* **Records from a data source**
----------

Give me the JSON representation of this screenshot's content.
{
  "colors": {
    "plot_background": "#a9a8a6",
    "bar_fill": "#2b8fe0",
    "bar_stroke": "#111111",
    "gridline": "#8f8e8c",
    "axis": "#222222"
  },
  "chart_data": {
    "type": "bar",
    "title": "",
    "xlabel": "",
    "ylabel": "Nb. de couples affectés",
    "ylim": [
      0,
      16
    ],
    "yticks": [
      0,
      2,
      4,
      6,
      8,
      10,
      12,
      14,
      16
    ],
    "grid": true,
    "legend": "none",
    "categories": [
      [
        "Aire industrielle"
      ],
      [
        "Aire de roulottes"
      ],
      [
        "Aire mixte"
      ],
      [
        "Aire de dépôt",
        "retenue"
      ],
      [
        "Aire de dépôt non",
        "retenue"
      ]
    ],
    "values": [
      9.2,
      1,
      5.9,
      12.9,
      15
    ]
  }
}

----------

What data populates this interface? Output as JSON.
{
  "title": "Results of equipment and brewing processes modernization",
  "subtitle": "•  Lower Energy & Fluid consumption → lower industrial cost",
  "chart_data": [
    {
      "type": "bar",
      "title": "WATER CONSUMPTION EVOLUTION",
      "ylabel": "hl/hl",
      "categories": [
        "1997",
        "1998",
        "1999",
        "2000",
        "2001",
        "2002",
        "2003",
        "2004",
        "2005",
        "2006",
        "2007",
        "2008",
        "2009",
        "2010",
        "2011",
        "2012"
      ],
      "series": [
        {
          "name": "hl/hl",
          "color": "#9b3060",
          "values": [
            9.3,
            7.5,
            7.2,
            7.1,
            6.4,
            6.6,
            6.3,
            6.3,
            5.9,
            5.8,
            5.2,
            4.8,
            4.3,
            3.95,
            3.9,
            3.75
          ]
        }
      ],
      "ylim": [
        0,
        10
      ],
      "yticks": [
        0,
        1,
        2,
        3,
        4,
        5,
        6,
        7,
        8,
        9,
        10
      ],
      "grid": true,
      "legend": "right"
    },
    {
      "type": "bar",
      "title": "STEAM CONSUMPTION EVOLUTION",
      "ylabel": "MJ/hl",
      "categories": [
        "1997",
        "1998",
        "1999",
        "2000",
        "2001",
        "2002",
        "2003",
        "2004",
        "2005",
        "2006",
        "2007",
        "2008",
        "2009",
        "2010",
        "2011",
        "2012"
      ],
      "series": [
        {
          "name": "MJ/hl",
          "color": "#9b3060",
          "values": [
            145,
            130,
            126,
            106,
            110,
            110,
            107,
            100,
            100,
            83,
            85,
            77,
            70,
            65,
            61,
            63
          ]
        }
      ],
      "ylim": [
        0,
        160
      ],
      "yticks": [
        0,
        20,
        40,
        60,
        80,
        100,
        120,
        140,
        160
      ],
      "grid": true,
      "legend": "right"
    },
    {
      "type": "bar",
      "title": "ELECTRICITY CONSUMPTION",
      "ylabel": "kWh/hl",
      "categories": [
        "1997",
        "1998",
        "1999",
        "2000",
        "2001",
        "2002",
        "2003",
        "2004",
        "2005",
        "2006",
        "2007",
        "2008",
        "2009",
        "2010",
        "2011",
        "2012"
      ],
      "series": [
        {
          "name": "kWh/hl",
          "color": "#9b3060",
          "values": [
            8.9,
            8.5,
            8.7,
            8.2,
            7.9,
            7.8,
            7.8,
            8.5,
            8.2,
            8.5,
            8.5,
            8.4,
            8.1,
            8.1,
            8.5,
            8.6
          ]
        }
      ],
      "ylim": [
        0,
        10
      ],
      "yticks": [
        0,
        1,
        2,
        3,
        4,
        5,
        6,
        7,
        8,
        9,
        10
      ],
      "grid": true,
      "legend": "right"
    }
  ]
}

----------

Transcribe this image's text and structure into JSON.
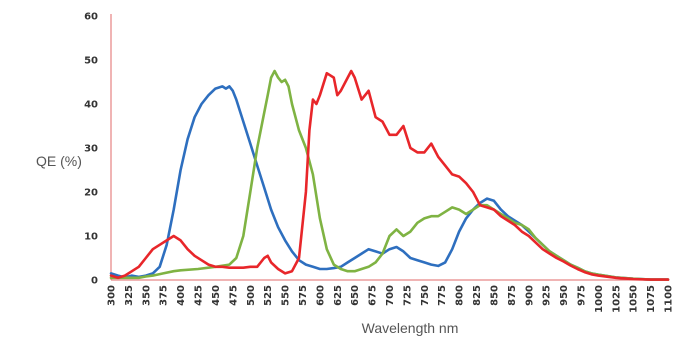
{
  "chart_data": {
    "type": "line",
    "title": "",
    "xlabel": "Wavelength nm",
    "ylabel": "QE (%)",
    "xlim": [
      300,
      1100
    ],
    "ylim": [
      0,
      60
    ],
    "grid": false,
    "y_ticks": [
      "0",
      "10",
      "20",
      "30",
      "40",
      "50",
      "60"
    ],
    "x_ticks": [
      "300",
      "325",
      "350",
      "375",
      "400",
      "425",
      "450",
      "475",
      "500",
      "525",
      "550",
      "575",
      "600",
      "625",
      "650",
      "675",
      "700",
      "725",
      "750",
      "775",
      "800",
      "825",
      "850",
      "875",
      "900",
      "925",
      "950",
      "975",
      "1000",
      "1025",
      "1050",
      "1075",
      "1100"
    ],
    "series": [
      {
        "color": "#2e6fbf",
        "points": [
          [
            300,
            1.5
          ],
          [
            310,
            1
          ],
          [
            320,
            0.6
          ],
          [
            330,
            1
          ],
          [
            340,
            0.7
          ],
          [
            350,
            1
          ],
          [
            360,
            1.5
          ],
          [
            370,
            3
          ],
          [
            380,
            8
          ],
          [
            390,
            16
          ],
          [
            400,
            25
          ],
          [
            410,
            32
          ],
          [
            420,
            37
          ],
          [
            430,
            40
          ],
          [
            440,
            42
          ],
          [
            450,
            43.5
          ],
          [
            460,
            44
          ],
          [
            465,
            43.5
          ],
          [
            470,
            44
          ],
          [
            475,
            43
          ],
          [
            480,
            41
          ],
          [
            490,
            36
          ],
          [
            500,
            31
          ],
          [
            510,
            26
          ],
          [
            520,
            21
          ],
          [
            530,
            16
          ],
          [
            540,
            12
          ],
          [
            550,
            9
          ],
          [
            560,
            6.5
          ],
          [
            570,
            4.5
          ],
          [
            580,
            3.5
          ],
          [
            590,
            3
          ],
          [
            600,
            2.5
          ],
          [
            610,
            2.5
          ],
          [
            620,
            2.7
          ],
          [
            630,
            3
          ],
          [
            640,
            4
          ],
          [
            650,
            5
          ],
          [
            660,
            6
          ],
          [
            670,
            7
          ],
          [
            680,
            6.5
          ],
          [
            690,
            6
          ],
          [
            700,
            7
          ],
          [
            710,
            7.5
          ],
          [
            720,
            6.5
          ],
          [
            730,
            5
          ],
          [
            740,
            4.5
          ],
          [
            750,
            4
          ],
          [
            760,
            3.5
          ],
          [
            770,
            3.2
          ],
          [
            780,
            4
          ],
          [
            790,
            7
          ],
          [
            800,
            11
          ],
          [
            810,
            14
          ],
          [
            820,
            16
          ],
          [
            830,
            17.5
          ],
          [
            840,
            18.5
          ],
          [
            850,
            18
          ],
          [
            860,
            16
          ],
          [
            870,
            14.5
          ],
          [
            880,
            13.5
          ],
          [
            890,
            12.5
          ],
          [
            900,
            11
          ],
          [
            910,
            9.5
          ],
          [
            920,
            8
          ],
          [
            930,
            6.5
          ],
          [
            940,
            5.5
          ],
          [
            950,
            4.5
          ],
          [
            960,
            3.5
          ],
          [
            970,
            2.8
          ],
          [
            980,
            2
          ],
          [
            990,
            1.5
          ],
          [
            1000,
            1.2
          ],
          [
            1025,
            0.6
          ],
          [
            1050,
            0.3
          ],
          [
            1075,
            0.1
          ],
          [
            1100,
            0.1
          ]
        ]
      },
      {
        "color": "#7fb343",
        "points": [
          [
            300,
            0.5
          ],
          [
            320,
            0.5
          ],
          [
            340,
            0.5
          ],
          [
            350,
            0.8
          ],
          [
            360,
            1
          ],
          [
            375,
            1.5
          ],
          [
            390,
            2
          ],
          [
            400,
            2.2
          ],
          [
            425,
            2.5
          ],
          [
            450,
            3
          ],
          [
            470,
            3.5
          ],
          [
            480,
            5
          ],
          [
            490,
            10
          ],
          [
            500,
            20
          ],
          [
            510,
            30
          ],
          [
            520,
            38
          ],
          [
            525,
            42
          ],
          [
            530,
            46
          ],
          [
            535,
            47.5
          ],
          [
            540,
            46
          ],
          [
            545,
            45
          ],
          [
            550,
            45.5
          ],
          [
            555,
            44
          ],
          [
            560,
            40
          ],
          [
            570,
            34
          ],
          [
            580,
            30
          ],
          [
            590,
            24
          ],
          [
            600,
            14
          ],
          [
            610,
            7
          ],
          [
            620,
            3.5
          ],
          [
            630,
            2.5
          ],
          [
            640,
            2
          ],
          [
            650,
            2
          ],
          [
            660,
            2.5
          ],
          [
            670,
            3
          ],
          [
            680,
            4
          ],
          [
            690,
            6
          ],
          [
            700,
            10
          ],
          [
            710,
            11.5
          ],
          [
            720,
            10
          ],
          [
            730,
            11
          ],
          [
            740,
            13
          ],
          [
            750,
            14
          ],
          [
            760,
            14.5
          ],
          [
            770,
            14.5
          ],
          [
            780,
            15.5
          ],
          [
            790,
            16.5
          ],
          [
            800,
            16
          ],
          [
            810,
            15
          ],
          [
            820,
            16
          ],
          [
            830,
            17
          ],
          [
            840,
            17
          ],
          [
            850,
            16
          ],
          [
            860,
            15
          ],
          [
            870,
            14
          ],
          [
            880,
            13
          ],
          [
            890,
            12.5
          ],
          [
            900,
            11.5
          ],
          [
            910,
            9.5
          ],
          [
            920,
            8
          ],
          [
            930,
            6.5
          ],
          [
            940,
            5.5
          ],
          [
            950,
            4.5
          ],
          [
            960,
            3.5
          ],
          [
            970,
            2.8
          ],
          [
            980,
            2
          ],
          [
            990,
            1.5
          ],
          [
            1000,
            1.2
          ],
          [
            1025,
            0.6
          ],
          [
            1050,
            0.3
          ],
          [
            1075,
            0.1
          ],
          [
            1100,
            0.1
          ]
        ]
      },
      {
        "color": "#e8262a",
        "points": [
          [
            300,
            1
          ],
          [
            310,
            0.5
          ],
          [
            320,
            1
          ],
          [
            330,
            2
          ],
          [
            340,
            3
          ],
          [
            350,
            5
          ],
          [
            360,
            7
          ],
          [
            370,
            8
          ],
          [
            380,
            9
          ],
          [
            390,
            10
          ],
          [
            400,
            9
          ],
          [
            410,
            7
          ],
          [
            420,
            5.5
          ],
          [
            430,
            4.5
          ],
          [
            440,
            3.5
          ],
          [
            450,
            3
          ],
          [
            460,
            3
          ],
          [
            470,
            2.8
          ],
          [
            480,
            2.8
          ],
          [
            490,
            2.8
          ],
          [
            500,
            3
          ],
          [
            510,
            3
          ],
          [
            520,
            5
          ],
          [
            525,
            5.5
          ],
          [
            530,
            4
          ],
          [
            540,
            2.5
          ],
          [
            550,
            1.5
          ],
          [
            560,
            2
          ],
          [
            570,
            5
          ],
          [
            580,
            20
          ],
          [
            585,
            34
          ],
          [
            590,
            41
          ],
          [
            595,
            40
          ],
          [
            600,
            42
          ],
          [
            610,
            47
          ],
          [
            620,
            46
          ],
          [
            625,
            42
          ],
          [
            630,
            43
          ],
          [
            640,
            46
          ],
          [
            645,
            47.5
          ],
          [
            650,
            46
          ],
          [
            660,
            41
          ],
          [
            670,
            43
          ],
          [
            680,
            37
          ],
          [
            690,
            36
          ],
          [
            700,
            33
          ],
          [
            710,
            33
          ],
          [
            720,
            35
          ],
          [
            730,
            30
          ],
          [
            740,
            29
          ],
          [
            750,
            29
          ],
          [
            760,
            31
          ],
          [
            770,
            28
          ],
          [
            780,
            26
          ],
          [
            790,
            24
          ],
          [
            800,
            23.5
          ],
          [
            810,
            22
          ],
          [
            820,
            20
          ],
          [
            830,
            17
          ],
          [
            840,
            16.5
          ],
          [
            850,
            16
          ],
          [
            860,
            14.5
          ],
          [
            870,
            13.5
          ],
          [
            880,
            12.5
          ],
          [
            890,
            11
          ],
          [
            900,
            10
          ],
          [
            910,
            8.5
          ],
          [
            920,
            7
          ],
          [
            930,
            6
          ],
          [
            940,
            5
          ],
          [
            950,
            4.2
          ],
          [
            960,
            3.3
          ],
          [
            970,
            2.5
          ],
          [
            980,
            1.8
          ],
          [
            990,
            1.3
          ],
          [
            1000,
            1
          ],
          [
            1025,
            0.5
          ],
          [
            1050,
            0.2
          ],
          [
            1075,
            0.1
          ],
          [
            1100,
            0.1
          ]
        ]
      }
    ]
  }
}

----------

* **What you will do**
Look through the records and gather each line with the word "Aire".

* **The solution**
        "Aire industrielle"
        "Aire de roulottes"
        "Aire mixte"
        "Aire de dépôt",
        "Aire de dépôt non",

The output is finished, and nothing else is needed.